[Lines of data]
— Begin —
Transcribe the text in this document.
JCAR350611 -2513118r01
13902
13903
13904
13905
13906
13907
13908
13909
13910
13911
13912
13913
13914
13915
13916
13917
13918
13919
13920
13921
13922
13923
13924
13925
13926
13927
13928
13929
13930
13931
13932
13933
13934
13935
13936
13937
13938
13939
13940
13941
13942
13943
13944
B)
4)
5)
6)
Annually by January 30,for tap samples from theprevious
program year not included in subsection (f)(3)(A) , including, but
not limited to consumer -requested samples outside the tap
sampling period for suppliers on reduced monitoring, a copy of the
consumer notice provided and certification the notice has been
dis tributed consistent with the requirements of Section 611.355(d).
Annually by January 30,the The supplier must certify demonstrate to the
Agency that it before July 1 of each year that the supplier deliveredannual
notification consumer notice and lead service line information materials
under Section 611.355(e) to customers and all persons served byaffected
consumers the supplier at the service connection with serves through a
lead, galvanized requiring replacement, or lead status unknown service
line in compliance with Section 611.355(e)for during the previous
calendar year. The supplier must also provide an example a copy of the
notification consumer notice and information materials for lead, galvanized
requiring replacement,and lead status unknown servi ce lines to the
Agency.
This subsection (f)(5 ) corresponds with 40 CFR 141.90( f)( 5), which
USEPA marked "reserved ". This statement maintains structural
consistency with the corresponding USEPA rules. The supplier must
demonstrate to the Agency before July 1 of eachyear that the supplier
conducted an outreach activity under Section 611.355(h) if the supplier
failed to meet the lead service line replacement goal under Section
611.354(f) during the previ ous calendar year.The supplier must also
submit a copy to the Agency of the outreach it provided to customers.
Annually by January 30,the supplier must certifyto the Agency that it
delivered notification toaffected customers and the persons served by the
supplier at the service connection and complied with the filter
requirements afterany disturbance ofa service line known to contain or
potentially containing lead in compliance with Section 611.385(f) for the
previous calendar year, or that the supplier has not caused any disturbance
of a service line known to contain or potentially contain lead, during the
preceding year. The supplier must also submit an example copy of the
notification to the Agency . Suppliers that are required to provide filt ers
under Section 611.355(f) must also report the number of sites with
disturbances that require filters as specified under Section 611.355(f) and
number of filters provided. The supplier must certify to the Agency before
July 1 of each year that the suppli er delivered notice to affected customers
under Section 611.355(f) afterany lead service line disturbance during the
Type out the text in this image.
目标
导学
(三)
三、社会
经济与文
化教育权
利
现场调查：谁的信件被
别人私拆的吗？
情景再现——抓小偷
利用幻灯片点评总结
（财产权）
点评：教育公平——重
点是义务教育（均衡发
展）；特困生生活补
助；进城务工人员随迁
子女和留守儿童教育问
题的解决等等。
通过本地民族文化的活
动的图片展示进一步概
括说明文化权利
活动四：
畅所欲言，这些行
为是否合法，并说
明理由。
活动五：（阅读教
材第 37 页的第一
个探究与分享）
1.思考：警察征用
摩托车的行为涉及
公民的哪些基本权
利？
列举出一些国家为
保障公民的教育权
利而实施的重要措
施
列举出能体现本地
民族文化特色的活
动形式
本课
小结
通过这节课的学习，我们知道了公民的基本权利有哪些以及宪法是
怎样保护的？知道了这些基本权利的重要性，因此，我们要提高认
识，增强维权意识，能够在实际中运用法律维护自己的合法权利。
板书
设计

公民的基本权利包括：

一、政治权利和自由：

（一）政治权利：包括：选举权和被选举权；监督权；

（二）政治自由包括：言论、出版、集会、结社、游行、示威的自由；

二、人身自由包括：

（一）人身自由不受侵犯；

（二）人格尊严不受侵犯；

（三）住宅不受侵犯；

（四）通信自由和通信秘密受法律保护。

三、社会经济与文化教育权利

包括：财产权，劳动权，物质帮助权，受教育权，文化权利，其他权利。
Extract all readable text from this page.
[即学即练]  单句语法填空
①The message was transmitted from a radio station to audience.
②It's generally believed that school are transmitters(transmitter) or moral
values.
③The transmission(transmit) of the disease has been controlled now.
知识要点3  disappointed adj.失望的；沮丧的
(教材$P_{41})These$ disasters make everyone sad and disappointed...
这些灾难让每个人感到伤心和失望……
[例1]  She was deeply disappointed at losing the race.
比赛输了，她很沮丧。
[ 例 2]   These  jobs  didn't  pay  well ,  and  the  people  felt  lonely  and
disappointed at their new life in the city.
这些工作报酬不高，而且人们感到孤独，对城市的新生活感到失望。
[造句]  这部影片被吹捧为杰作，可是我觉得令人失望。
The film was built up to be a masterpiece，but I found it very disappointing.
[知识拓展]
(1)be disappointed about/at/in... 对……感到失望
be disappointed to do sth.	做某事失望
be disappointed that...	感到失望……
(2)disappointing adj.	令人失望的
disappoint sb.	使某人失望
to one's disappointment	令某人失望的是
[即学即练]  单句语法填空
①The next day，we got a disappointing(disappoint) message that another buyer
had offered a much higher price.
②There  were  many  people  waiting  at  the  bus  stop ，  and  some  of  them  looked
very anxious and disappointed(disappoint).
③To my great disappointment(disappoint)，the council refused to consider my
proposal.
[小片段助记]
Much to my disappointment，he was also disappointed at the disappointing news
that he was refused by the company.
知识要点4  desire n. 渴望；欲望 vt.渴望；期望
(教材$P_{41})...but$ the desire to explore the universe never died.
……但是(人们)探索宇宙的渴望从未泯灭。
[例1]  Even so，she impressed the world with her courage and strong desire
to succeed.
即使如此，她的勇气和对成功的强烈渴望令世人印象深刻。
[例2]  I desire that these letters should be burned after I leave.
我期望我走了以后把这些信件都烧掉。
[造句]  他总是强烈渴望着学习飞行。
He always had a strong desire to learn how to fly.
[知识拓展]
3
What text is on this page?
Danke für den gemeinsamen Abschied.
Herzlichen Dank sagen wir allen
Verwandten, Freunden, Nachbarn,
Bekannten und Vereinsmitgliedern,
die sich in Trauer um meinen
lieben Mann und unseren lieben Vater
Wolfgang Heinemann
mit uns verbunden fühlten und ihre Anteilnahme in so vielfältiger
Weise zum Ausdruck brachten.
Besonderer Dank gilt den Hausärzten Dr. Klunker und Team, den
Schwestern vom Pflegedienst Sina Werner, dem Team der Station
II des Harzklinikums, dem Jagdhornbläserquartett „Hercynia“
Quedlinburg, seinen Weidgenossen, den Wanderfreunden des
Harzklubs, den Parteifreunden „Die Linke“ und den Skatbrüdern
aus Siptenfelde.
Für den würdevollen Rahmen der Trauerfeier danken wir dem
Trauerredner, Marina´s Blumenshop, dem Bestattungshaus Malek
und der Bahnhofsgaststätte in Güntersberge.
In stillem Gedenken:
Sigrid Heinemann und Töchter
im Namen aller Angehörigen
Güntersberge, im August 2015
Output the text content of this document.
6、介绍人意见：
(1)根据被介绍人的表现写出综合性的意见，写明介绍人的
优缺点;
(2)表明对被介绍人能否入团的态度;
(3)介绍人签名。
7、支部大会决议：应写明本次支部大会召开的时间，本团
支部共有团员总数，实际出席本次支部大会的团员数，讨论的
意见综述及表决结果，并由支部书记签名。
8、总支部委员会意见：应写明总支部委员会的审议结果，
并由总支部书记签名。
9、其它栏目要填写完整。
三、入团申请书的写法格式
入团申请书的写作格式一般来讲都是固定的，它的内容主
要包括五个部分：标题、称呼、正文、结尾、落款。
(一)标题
— End —
__TO DO__.
Locate the word "that" in the data above. Copy every line carrying it.

__IN RESPONSE__.
Agency that it before July 1 of each year that the supplier deliveredannual
demonstrate to the Agency before July 1 of eachyear that the supplier
Annually by January 30,the supplier must certifyto the Agency that it
previous calendar year, or that the supplier has not caused any disturbance
notification to the Agency . Suppliers that are required to provide filt ers
disturbances that require filters as specified under Section 611.355(f) and
July 1 of each year that the suppli er delivered notice to affected customers
②It's generally believed that school are transmitters(transmitter) or moral
be disappointed that...	感到失望……
①The next day，we got a disappointing(disappoint) message that another buyer
that he was refused by the company.
[例2]  I desire that these letters should be burned after I leave.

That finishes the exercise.